* _CHALLENGE_: What follows is a listing; give it again exactly, in its entirety.

=== RAW DATA ===

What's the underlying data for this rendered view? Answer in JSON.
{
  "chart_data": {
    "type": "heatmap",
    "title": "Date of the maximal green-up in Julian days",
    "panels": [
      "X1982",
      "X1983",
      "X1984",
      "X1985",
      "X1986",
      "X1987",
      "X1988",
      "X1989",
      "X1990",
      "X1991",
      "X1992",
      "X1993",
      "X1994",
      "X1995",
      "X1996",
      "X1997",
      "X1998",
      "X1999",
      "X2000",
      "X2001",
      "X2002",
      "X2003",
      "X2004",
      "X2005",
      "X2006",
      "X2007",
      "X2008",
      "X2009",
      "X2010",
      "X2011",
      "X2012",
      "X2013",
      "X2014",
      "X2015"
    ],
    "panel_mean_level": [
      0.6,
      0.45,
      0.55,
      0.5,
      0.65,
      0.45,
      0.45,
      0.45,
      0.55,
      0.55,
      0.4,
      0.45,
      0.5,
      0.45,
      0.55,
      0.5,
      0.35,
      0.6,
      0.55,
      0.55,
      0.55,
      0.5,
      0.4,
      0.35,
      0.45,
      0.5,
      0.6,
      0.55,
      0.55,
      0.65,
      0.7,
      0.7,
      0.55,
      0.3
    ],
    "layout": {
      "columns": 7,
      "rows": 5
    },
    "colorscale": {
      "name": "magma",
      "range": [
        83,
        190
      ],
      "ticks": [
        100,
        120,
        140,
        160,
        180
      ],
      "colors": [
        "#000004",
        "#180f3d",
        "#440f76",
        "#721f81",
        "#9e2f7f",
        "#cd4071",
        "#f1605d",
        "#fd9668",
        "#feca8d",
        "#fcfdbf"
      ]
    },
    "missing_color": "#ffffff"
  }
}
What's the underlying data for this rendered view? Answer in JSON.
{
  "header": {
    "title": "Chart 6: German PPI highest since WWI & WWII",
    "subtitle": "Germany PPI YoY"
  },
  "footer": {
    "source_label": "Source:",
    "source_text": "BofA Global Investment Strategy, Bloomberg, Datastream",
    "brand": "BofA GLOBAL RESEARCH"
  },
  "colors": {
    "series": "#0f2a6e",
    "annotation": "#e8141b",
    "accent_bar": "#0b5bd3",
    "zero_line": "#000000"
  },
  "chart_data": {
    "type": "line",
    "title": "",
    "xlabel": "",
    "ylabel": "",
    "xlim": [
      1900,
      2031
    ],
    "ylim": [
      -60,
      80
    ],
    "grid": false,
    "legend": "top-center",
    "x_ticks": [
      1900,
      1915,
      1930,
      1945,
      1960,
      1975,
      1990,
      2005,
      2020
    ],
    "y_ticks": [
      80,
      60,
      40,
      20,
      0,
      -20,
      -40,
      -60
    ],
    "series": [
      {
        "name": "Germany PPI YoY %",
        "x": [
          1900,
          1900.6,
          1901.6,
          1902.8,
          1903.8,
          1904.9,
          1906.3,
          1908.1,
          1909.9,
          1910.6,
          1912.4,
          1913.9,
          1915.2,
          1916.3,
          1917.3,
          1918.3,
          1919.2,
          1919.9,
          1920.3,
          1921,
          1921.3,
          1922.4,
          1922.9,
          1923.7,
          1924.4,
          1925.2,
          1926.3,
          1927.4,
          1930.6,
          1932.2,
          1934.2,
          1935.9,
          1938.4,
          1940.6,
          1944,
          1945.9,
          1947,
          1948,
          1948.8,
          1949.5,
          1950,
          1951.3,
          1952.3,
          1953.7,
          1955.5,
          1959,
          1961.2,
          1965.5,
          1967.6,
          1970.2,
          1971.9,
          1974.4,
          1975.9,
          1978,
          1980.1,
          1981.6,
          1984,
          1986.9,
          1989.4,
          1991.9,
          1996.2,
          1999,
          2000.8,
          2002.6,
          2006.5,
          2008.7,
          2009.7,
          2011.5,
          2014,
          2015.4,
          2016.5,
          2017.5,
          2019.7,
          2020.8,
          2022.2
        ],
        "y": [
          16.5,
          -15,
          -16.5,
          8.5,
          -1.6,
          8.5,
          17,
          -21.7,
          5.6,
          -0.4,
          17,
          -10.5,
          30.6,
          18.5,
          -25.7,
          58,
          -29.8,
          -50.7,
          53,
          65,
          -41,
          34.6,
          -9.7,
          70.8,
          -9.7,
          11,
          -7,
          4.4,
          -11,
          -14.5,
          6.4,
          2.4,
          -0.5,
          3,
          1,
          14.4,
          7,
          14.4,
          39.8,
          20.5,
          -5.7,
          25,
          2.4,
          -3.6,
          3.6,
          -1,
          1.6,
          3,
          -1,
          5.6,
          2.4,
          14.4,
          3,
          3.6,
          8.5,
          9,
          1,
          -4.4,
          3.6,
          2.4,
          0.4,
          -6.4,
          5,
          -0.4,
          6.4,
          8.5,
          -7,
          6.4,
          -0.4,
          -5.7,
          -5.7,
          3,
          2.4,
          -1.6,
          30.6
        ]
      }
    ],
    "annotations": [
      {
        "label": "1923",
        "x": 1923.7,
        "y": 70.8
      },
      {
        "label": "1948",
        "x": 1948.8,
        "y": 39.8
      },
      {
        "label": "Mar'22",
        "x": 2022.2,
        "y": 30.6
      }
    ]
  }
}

===

* _EXERCISE OUTPUT_:
What's the underlying data for this rendered view? Answer in JSON.
{
  "chart_data": {
    "type": "heatmap",
    "title": "Date of the maximal green-up in Julian days",
    "panels": [
      "X1982",
      "X1983",
      "X1984",
      "X1985",
      "X1986",
      "X1987",
      "X1988",
      "X1989",
      "X1990",
      "X1991",
      "X1992",
      "X1993",
      "X1994",
      "X1995",
      "X1996",
      "X1997",
      "X1998",
      "X1999",
      "X2000",
      "X2001",
      "X2002",
      "X2003",
      "X2004",
      "X2005",
      "X2006",
      "X2007",
      "X2008",
      "X2009",
      "X2010",
      "X2011",
      "X2012",
      "X2013",
      "X2014",
      "X2015"
    ],
    "panel_mean_level": [
      0.6,
      0.45,
      0.55,
      0.5,
      0.65,
      0.45,
      0.45,
      0.45,
      0.55,
      0.55,
      0.4,
      0.45,
      0.5,
      0.45,
      0.55,
      0.5,
      0.35,
      0.6,
      0.55,
      0.55,
      0.55,
      0.5,
      0.4,
      0.35,
      0.45,
      0.5,
      0.6,
      0.55,
      0.55,
      0.65,
      0.7,
      0.7,
      0.55,
      0.3
    ],
    "layout": {
      "columns": 7,
      "rows": 5
    },
    "colorscale": {
      "name": "magma",
      "range": [
        83,
        190
      ],
      "ticks": [
        100,
        120,
        140,
        160,
        180
      ],
      "colors": [
        "#000004",
        "#180f3d",
        "#440f76",
        "#721f81",
        "#9e2f7f",
        "#cd4071",
        "#f1605d",
        "#fd9668",
        "#feca8d",
        "#fcfdbf"
      ]
    },
    "missing_color": "#ffffff"
  }
}
What's the underlying data for this rendered view? Answer in JSON.
{
  "header": {
    "title": "Chart 6: German PPI highest since WWI & WWII",
    "subtitle": "Germany PPI YoY"
  },
  "footer": {
    "source_label": "Source:",
    "source_text": "BofA Global Investment Strategy, Bloomberg, Datastream",
    "brand": "BofA GLOBAL RESEARCH"
  },
  "colors": {
    "series": "#0f2a6e",
    "annotation": "#e8141b",
    "accent_bar": "#0b5bd3",
    "zero_line": "#000000"
  },
  "chart_data": {
    "type": "line",
    "title": "",
    "xlabel": "",
    "ylabel": "",
    "xlim": [
      1900,
      2031
    ],
    "ylim": [
      -60,
      80
    ],
    "grid": false,
    "legend": "top-center",
    "x_ticks": [
      1900,
      1915,
      1930,
      1945,
      1960,
      1975,
      1990,
      2005,
      2020
    ],
    "y_ticks": [
      80,
      60,
      40,
      20,
      0,
      -20,
      -40,
      -60
    ],
    "series": [
      {
        "name": "Germany PPI YoY %",
        "x": [
          1900,
          1900.6,
          1901.6,
          1902.8,
          1903.8,
          1904.9,
          1906.3,
          1908.1,
          1909.9,
          1910.6,
          1912.4,
          1913.9,
          1915.2,
          1916.3,
          1917.3,
          1918.3,
          1919.2,
          1919.9,
          1920.3,
          1921,
          1921.3,
          1922.4,
          1922.9,
          1923.7,
          1924.4,
          1925.2,
          1926.3,
          1927.4,
          1930.6,
          1932.2,
          1934.2,
          1935.9,
          1938.4,
          1940.6,
          1944,
          1945.9,
          1947,
          1948,
          1948.8,
          1949.5,
          1950,
          1951.3,
          1952.3,
          1953.7,
          1955.5,
          1959,
          1961.2,
          1965.5,
          1967.6,
          1970.2,
          1971.9,
          1974.4,
          1975.9,
          1978,
          1980.1,
          1981.6,
          1984,
          1986.9,
          1989.4,
          1991.9,
          1996.2,
          1999,
          2000.8,
          2002.6,
          2006.5,
          2008.7,
          2009.7,
          2011.5,
          2014,
          2015.4,
          2016.5,
          2017.5,
          2019.7,
          2020.8,
          2022.2
        ],
        "y": [
          16.5,
          -15,
          -16.5,
          8.5,
          -1.6,
          8.5,
          17,
          -21.7,
          5.6,
          -0.4,
          17,
          -10.5,
          30.6,
          18.5,
          -25.7,
          58,
          -29.8,
          -50.7,
          53,
          65,
          -41,
          34.6,
          -9.7,
          70.8,
          -9.7,
          11,
          -7,
          4.4,
          -11,
          -14.5,
          6.4,
          2.4,
          -0.5,
          3,
          1,
          14.4,
          7,
          14.4,
          39.8,
          20.5,
          -5.7,
          25,
          2.4,
          -3.6,
          3.6,
          -1,
          1.6,
          3,
          -1,
          5.6,
          2.4,
          14.4,
          3,
          3.6,
          8.5,
          9,
          1,
          -4.4,
          3.6,
          2.4,
          0.4,
          -6.4,
          5,
          -0.4,
          6.4,
          8.5,
          -7,
          6.4,
          -0.4,
          -5.7,
          -5.7,
          3,
          2.4,
          -1.6,
          30.6
        ]
      }
    ],
    "annotations": [
      {
        "label": "1923",
        "x": 1923.7,
        "y": 70.8
      },
      {
        "label": "1948",
        "x": 1948.8,
        "y": 39.8
      },
      {
        "label": "Mar'22",
        "x": 2022.2,
        "y": 30.6
      }
    ]
  }
}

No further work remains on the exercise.